Single out the lines of the material that contain "Revised" and copy them.
[BEGIN Material provided]
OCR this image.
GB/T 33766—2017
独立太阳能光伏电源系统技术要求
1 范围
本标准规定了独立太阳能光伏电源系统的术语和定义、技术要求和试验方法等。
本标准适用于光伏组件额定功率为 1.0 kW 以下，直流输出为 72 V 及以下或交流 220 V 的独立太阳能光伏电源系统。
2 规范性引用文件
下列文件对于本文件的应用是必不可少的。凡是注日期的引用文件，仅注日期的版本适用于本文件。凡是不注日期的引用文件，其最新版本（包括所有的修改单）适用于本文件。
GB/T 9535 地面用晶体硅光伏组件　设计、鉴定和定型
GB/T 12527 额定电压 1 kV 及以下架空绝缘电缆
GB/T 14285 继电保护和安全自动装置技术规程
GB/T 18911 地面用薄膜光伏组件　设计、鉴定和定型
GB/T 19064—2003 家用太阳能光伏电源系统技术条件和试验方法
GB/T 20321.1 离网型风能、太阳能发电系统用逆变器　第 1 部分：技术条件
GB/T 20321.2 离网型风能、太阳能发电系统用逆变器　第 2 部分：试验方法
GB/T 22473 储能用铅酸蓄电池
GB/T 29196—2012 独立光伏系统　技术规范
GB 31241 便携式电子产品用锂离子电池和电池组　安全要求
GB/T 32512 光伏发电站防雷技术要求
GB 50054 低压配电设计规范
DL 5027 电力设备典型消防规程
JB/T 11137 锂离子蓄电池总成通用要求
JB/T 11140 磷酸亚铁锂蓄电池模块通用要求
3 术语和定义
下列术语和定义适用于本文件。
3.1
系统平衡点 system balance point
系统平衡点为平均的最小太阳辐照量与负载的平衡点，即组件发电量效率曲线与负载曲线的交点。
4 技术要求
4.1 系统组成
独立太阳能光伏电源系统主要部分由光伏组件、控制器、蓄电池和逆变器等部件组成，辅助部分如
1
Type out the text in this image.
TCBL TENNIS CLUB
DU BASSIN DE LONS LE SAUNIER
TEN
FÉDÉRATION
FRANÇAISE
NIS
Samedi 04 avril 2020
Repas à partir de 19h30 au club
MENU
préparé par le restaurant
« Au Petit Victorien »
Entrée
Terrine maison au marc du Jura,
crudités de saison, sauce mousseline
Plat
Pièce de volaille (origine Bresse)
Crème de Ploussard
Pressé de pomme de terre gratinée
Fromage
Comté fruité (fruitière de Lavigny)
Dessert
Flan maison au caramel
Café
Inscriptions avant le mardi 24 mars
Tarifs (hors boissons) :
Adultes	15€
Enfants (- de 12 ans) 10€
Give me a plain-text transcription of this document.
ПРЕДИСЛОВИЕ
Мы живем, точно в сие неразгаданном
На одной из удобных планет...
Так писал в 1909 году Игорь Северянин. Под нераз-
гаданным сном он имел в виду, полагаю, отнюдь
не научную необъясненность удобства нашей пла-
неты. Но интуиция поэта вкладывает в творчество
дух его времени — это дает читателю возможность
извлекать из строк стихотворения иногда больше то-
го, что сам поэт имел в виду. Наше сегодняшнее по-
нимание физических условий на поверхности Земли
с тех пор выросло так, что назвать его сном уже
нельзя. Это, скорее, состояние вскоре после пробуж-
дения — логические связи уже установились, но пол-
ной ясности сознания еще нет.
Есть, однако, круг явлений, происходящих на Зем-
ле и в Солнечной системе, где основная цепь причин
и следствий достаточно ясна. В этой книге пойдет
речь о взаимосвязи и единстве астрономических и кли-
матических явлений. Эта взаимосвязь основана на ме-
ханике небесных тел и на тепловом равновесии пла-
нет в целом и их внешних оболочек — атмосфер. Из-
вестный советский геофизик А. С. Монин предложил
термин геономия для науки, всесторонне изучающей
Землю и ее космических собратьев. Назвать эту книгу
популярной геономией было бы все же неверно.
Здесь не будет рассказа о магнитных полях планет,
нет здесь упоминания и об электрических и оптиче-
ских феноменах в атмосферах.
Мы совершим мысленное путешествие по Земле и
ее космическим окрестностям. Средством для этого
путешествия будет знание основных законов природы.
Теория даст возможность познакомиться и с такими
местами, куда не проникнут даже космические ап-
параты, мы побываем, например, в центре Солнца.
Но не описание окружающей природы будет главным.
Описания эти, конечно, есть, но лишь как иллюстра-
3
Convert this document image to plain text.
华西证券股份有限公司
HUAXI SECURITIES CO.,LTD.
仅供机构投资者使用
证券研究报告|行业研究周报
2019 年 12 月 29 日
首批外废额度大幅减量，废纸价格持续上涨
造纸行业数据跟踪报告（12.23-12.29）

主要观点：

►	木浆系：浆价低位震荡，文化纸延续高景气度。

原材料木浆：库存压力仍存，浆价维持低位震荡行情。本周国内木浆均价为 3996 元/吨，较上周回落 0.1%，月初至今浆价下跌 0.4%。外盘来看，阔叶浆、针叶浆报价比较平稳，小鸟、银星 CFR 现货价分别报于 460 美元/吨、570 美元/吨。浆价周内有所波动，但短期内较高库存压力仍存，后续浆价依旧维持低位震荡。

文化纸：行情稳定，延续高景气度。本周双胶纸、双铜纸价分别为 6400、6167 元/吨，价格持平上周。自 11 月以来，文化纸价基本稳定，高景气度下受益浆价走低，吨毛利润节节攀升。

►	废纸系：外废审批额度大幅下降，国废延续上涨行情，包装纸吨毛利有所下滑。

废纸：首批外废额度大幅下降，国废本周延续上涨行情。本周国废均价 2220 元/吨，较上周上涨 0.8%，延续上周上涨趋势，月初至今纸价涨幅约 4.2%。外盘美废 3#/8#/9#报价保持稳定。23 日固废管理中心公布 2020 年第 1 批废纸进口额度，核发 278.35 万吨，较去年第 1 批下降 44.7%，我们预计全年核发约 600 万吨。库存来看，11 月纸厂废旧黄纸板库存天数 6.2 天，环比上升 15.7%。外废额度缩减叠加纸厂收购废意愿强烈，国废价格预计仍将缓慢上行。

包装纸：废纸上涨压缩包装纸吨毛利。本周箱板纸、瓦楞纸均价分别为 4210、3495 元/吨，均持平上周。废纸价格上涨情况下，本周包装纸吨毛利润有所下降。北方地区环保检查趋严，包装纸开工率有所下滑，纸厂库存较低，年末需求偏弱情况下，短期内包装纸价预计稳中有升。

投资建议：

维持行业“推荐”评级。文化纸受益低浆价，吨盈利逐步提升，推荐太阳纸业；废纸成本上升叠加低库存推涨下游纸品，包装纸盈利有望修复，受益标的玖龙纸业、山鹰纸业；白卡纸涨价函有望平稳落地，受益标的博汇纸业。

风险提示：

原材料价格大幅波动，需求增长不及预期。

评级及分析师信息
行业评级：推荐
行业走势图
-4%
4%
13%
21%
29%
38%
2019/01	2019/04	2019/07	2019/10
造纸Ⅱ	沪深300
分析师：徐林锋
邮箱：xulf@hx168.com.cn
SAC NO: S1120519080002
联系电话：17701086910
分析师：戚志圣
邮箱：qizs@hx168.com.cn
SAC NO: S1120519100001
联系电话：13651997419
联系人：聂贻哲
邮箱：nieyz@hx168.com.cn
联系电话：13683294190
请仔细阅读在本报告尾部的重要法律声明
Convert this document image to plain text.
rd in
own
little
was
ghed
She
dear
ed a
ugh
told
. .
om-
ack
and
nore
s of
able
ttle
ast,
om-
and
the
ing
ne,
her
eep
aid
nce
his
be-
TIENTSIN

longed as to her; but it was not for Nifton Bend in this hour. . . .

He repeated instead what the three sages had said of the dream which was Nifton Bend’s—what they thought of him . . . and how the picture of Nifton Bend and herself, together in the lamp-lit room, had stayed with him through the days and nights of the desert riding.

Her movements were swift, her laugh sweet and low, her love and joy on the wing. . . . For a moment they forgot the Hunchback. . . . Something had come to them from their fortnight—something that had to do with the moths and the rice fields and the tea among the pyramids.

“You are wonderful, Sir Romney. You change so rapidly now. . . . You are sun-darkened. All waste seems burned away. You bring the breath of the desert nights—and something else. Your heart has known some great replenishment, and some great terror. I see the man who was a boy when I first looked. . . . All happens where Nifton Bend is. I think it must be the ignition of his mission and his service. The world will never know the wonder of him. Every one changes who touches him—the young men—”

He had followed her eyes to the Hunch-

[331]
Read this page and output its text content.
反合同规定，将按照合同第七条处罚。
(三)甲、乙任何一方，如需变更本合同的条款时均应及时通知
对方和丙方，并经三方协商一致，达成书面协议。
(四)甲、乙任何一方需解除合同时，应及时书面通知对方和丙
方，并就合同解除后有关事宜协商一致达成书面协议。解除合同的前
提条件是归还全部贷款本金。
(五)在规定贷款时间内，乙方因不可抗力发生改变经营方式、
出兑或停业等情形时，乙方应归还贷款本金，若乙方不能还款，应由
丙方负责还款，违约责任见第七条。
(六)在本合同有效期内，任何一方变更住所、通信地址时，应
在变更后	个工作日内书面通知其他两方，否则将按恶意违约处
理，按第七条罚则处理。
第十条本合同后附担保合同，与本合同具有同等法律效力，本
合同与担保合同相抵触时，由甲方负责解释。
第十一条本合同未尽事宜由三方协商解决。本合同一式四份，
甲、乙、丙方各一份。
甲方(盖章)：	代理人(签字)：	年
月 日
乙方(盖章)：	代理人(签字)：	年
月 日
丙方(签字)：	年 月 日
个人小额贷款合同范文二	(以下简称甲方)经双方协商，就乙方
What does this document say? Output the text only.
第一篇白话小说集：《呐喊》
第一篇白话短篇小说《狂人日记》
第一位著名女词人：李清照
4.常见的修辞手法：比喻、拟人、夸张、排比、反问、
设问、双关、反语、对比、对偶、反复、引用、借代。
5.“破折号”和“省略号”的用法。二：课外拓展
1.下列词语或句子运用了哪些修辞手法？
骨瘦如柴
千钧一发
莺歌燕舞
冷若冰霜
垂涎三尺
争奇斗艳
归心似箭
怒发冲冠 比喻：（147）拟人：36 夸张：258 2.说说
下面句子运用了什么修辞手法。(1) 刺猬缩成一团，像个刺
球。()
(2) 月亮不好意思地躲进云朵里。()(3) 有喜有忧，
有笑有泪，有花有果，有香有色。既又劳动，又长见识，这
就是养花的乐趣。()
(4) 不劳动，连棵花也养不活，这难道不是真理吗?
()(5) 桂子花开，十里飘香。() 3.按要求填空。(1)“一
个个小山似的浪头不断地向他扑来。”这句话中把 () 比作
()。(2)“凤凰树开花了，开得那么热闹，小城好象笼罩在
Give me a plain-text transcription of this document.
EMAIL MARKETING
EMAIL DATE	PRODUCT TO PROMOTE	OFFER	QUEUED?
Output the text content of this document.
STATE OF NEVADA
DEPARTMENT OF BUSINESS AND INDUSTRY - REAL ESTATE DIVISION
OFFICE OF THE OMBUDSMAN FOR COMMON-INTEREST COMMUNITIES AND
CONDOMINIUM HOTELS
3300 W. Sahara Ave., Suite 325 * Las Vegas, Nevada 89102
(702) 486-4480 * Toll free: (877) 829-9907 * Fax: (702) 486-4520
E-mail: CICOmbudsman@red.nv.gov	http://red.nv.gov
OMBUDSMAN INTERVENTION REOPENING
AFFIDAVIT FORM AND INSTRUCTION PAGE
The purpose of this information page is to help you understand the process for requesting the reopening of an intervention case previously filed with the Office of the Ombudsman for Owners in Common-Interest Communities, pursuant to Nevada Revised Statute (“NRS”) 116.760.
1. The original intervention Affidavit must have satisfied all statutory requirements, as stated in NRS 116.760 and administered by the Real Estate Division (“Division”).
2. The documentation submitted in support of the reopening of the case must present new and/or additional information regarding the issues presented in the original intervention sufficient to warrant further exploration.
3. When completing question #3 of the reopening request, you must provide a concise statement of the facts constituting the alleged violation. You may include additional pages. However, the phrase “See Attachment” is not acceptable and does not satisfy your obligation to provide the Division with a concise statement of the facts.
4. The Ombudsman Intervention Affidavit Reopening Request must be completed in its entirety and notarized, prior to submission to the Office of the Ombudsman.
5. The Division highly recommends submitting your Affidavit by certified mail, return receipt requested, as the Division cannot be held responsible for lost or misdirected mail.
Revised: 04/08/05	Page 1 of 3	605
[END Material provided]
== Task answer ==
The purpose of this information page is to help you understand the process for requesting the reopening of an intervention case previously filed with the Office of the Ombudsman for Owners in Common-Interest Communities, pursuant to Nevada Revised Statute (“NRS”) 116.760.
Revised: 04/08/05	Page 1 of 3	605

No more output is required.